Aim: Give every line of the material again, exactly as written.

>> BEGIN Records to process

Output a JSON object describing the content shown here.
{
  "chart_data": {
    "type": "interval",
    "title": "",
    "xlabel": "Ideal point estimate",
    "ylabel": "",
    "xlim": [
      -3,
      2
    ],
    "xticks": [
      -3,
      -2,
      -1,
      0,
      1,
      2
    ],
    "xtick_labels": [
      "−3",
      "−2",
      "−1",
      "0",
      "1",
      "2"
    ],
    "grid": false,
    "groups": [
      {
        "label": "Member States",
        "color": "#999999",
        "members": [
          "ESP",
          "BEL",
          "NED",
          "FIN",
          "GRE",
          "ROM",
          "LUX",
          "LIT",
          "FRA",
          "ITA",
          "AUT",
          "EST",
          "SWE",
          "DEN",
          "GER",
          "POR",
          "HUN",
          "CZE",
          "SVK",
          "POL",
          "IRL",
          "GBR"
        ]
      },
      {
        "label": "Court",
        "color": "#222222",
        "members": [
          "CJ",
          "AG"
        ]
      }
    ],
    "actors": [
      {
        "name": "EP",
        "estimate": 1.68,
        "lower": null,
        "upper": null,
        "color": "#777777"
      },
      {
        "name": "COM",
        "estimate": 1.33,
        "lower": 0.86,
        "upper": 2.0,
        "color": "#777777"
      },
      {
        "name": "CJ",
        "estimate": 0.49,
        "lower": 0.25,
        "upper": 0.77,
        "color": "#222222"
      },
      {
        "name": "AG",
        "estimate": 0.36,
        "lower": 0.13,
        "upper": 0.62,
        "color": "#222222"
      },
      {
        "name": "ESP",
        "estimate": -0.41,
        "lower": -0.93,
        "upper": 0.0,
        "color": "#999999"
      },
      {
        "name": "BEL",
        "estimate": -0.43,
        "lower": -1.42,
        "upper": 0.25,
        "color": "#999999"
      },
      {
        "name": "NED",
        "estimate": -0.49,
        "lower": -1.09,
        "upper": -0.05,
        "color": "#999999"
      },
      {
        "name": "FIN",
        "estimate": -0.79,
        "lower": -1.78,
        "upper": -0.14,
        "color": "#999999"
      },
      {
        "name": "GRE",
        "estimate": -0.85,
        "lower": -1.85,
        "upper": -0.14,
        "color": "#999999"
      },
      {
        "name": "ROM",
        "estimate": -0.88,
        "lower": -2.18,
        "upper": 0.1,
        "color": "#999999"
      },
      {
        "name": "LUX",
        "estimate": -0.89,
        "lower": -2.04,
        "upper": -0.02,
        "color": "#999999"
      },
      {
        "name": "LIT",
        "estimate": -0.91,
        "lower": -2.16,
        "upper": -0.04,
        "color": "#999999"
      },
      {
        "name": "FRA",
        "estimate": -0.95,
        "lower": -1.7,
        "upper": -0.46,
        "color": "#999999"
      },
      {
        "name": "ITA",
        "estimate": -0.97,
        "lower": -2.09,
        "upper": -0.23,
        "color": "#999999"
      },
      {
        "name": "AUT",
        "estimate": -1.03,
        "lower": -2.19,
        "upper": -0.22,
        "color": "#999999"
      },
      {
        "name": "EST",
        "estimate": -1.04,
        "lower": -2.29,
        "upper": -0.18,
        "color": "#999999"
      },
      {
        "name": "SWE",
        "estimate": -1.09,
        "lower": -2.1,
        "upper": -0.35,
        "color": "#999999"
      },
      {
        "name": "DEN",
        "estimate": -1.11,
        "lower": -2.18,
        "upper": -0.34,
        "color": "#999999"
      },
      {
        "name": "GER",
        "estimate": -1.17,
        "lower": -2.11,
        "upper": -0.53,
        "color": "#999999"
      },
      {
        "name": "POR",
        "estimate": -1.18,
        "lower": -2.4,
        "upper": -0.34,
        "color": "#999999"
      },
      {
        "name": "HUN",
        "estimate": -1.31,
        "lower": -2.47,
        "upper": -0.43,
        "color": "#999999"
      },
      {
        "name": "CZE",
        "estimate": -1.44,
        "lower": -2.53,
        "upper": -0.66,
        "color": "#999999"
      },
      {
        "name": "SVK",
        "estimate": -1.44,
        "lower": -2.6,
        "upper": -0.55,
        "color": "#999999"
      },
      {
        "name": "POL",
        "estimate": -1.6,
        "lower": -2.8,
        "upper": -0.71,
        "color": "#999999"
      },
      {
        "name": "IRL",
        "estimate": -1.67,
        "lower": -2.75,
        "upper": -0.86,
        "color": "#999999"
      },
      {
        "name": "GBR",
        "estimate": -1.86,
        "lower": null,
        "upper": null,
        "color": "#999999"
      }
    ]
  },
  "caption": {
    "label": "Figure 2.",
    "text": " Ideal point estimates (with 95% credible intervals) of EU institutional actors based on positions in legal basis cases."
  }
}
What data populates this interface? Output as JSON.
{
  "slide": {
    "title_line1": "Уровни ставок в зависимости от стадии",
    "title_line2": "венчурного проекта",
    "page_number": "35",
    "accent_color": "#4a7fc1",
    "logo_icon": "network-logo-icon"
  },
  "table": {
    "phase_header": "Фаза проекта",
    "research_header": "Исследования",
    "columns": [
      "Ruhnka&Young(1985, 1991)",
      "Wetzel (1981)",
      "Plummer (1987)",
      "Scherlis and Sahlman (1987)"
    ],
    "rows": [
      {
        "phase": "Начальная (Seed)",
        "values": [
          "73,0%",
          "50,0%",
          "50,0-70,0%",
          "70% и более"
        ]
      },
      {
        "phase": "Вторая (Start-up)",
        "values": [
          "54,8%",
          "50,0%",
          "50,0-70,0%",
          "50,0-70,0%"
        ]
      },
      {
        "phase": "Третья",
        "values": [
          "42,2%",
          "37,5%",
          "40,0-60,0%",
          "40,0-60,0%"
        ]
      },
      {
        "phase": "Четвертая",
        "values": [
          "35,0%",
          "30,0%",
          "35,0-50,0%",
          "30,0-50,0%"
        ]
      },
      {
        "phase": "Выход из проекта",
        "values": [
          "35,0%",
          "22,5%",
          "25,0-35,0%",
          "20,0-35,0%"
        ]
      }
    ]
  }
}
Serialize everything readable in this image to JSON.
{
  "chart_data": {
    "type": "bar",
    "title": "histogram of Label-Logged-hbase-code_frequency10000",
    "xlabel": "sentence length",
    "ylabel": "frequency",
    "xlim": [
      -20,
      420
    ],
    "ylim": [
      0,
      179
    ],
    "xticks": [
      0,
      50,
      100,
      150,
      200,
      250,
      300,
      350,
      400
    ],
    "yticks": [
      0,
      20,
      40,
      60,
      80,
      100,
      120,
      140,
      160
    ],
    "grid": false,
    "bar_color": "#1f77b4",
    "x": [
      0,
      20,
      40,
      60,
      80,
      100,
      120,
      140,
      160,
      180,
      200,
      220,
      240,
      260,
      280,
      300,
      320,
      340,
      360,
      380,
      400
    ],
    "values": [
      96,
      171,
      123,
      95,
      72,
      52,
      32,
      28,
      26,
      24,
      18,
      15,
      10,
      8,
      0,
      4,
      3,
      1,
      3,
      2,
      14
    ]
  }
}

>> END Records to process

Task response:
Output a JSON object describing the content shown here.
{
  "chart_data": {
    "type": "interval",
    "title": "",
    "xlabel": "Ideal point estimate",
    "ylabel": "",
    "xlim": [
      -3,
      2
    ],
    "xticks": [
      -3,
      -2,
      -1,
      0,
      1,
      2
    ],
    "xtick_labels": [
      "−3",
      "−2",
      "−1",
      "0",
      "1",
      "2"
    ],
    "grid": false,
    "groups": [
      {
        "label": "Member States",
        "color": "#999999",
        "members": [
          "ESP",
          "BEL",
          "NED",
          "FIN",
          "GRE",
          "ROM",
          "LUX",
          "LIT",
          "FRA",
          "ITA",
          "AUT",
          "EST",
          "SWE",
          "DEN",
          "GER",
          "POR",
          "HUN",
          "CZE",
          "SVK",
          "POL",
          "IRL",
          "GBR"
        ]
      },
      {
        "label": "Court",
        "color": "#222222",
        "members": [
          "CJ",
          "AG"
        ]
      }
    ],
    "actors": [
      {
        "name": "EP",
        "estimate": 1.68,
        "lower": null,
        "upper": null,
        "color": "#777777"
      },
      {
        "name": "COM",
        "estimate": 1.33,
        "lower": 0.86,
        "upper": 2.0,
        "color": "#777777"
      },
      {
        "name": "CJ",
        "estimate": 0.49,
        "lower": 0.25,
        "upper": 0.77,
        "color": "#222222"
      },
      {
        "name": "AG",
        "estimate": 0.36,
        "lower": 0.13,
        "upper": 0.62,
        "color": "#222222"
      },
      {
        "name": "ESP",
        "estimate": -0.41,
        "lower": -0.93,
        "upper": 0.0,
        "color": "#999999"
      },
      {
        "name": "BEL",
        "estimate": -0.43,
        "lower": -1.42,
        "upper": 0.25,
        "color": "#999999"
      },
      {
        "name": "NED",
        "estimate": -0.49,
        "lower": -1.09,
        "upper": -0.05,
        "color": "#999999"
      },
      {
        "name": "FIN",
        "estimate": -0.79,
        "lower": -1.78,
        "upper": -0.14,
        "color": "#999999"
      },
      {
        "name": "GRE",
        "estimate": -0.85,
        "lower": -1.85,
        "upper": -0.14,
        "color": "#999999"
      },
      {
        "name": "ROM",
        "estimate": -0.88,
        "lower": -2.18,
        "upper": 0.1,
        "color": "#999999"
      },
      {
        "name": "LUX",
        "estimate": -0.89,
        "lower": -2.04,
        "upper": -0.02,
        "color": "#999999"
      },
      {
        "name": "LIT",
        "estimate": -0.91,
        "lower": -2.16,
        "upper": -0.04,
        "color": "#999999"
      },
      {
        "name": "FRA",
        "estimate": -0.95,
        "lower": -1.7,
        "upper": -0.46,
        "color": "#999999"
      },
      {
        "name": "ITA",
        "estimate": -0.97,
        "lower": -2.09,
        "upper": -0.23,
        "color": "#999999"
      },
      {
        "name": "AUT",
        "estimate": -1.03,
        "lower": -2.19,
        "upper": -0.22,
        "color": "#999999"
      },
      {
        "name": "EST",
        "estimate": -1.04,
        "lower": -2.29,
        "upper": -0.18,
        "color": "#999999"
      },
      {
        "name": "SWE",
        "estimate": -1.09,
        "lower": -2.1,
        "upper": -0.35,
        "color": "#999999"
      },
      {
        "name": "DEN",
        "estimate": -1.11,
        "lower": -2.18,
        "upper": -0.34,
        "color": "#999999"
      },
      {
        "name": "GER",
        "estimate": -1.17,
        "lower": -2.11,
        "upper": -0.53,
        "color": "#999999"
      },
      {
        "name": "POR",
        "estimate": -1.18,
        "lower": -2.4,
        "upper": -0.34,
        "color": "#999999"
      },
      {
        "name": "HUN",
        "estimate": -1.31,
        "lower": -2.47,
        "upper": -0.43,
        "color": "#999999"
      },
      {
        "name": "CZE",
        "estimate": -1.44,
        "lower": -2.53,
        "upper": -0.66,
        "color": "#999999"
      },
      {
        "name": "SVK",
        "estimate": -1.44,
        "lower": -2.6,
        "upper": -0.55,
        "color": "#999999"
      },
      {
        "name": "POL",
        "estimate": -1.6,
        "lower": -2.8,
        "upper": -0.71,
        "color": "#999999"
      },
      {
        "name": "IRL",
        "estimate": -1.67,
        "lower": -2.75,
        "upper": -0.86,
        "color": "#999999"
      },
      {
        "name": "GBR",
        "estimate": -1.86,
        "lower": null,
        "upper": null,
        "color": "#999999"
      }
    ]
  },
  "caption": {
    "label": "Figure 2.",
    "text": " Ideal point estimates (with 95% credible intervals) of EU institutional actors based on positions in legal basis cases."
  }
}
What data populates this interface? Output as JSON.
{
  "slide": {
    "title_line1": "Уровни ставок в зависимости от стадии",
    "title_line2": "венчурного проекта",
    "page_number": "35",
    "accent_color": "#4a7fc1",
    "logo_icon": "network-logo-icon"
  },
  "table": {
    "phase_header": "Фаза проекта",
    "research_header": "Исследования",
    "columns": [
      "Ruhnka&Young(1985, 1991)",
      "Wetzel (1981)",
      "Plummer (1987)",
      "Scherlis and Sahlman (1987)"
    ],
    "rows": [
      {
        "phase": "Начальная (Seed)",
        "values": [
          "73,0%",
          "50,0%",
          "50,0-70,0%",
          "70% и более"
        ]
      },
      {
        "phase": "Вторая (Start-up)",
        "values": [
          "54,8%",
          "50,0%",
          "50,0-70,0%",
          "50,0-70,0%"
        ]
      },
      {
        "phase": "Третья",
        "values": [
          "42,2%",
          "37,5%",
          "40,0-60,0%",
          "40,0-60,0%"
        ]
      },
      {
        "phase": "Четвертая",
        "values": [
          "35,0%",
          "30,0%",
          "35,0-50,0%",
          "30,0-50,0%"
        ]
      },
      {
        "phase": "Выход из проекта",
        "values": [
          "35,0%",
          "22,5%",
          "25,0-35,0%",
          "20,0-35,0%"
        ]
      }
    ]
  }
}
Serialize everything readable in this image to JSON.
{
  "chart_data": {
    "type": "bar",
    "title": "histogram of Label-Logged-hbase-code_frequency10000",
    "xlabel": "sentence length",
    "ylabel": "frequency",
    "xlim": [
      -20,
      420
    ],
    "ylim": [
      0,
      179
    ],
    "xticks": [
      0,
      50,
      100,
      150,
      200,
      250,
      300,
      350,
      400
    ],
    "yticks": [
      0,
      20,
      40,
      60,
      80,
      100,
      120,
      140,
      160
    ],
    "grid": false,
    "bar_color": "#1f77b4",
    "x": [
      0,
      20,
      40,
      60,
      80,
      100,
      120,
      140,
      160,
      180,
      200,
      220,
      240,
      260,
      280,
      300,
      320,
      340,
      360,
      380,
      400
    ],
    "values": [
      96,
      171,
      123,
      95,
      72,
      52,
      32,
      28,
      26,
      24,
      18,
      15,
      10,
      8,
      0,
      4,
      3,
      1,
      3,
      2,
      14
    ]
  }
}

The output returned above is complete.